* START *
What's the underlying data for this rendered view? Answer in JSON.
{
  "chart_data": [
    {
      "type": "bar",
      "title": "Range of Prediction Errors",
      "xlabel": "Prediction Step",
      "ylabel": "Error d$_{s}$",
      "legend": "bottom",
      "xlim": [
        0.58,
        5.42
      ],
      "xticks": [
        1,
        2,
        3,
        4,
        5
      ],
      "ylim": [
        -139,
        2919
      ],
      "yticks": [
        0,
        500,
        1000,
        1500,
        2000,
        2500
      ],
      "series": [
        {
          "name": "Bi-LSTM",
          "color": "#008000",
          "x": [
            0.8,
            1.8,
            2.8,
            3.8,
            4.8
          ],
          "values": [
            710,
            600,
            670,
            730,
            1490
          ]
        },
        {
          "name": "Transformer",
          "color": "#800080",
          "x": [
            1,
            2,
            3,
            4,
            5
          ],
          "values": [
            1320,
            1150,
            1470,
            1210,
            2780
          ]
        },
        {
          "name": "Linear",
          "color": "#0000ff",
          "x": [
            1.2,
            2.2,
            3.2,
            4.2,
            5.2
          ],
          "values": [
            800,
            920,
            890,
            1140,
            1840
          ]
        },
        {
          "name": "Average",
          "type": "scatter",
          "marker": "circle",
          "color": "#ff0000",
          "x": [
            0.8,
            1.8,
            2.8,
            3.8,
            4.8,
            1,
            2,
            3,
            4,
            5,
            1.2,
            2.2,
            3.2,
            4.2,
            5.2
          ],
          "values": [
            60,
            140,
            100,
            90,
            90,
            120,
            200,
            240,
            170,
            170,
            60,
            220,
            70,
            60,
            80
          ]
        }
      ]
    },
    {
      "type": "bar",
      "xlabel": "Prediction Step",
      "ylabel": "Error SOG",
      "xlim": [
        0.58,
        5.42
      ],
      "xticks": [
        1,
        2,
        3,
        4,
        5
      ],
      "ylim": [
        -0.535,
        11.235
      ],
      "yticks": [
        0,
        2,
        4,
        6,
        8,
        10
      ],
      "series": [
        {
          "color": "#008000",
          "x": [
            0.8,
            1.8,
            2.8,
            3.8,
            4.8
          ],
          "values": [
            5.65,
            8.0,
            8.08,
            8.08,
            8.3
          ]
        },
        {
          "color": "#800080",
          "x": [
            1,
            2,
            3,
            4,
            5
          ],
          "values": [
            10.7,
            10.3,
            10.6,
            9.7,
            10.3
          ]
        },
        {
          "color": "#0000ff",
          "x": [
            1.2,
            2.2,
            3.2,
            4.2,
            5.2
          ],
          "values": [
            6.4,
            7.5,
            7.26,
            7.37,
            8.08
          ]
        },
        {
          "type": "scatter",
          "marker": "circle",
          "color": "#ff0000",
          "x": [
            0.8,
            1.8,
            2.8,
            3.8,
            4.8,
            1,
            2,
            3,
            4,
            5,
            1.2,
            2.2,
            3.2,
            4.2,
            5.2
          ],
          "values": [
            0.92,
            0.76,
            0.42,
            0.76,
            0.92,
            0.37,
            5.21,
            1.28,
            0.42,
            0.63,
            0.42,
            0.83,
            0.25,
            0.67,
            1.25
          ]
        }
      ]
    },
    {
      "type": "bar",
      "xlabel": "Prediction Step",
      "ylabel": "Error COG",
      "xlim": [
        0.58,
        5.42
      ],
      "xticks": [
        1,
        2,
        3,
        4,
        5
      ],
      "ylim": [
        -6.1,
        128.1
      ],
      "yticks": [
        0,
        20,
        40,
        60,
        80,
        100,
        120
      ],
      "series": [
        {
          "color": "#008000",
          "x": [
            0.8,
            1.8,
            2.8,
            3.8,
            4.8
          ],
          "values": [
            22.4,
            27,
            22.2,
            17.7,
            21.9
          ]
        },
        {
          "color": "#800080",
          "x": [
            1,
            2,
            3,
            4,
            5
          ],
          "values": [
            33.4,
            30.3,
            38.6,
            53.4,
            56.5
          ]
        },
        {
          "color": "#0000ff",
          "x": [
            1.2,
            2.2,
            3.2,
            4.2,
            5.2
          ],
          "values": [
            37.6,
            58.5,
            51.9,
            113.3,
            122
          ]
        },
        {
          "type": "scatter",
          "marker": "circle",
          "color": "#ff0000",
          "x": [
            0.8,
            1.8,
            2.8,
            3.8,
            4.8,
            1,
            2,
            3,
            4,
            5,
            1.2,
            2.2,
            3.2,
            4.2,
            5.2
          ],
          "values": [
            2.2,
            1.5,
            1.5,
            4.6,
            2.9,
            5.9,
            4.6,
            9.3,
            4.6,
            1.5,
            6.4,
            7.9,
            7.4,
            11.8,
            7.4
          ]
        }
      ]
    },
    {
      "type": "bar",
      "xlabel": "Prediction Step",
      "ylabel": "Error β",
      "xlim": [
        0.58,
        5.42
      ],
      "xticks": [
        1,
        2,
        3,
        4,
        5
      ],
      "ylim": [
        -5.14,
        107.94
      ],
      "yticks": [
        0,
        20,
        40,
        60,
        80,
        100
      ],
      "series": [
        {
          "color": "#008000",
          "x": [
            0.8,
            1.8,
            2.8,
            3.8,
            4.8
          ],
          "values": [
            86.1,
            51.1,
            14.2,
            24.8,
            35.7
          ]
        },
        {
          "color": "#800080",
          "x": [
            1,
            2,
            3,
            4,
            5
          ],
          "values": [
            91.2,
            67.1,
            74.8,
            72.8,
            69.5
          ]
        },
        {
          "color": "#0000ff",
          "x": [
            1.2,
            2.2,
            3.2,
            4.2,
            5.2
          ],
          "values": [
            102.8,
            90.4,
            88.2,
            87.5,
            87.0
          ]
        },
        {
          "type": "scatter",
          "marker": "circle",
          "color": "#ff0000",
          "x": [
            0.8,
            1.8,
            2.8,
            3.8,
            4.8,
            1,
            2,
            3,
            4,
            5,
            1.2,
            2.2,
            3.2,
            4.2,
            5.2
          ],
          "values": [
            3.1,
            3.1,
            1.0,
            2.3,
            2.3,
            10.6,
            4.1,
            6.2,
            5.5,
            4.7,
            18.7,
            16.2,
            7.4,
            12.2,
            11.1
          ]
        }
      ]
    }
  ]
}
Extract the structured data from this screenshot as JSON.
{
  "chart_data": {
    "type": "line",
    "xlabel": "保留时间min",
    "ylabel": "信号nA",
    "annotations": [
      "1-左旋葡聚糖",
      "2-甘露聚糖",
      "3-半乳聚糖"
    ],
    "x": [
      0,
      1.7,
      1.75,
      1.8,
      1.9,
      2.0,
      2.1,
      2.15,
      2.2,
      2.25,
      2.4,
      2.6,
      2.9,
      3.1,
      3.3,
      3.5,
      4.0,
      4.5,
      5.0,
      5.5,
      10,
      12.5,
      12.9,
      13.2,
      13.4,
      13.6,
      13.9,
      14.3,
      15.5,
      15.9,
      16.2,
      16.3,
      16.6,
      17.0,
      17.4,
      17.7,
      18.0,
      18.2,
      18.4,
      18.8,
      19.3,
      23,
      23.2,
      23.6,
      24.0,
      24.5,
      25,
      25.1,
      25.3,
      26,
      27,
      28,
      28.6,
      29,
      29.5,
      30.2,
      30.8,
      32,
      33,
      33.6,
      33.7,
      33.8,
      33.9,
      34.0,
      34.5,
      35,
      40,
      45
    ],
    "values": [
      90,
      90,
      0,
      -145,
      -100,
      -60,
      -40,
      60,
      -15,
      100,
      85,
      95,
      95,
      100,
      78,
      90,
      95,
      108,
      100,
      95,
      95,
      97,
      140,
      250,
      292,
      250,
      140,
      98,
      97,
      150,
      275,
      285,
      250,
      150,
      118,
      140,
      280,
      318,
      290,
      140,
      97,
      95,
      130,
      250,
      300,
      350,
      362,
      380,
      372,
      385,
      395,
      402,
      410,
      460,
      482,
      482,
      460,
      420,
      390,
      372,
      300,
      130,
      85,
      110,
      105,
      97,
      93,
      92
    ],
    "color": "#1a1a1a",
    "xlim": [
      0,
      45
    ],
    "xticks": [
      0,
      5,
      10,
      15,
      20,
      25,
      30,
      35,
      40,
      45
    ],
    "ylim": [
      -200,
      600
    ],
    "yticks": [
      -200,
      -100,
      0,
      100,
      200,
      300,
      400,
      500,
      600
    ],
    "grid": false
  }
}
* END *
*Work required:*
Copy in full each line that holds the word "name".

*Answer for this exercise:*
          "name": "Bi-LSTM",
          "name": "Transformer",
          "name": "Linear",
          "name": "Average",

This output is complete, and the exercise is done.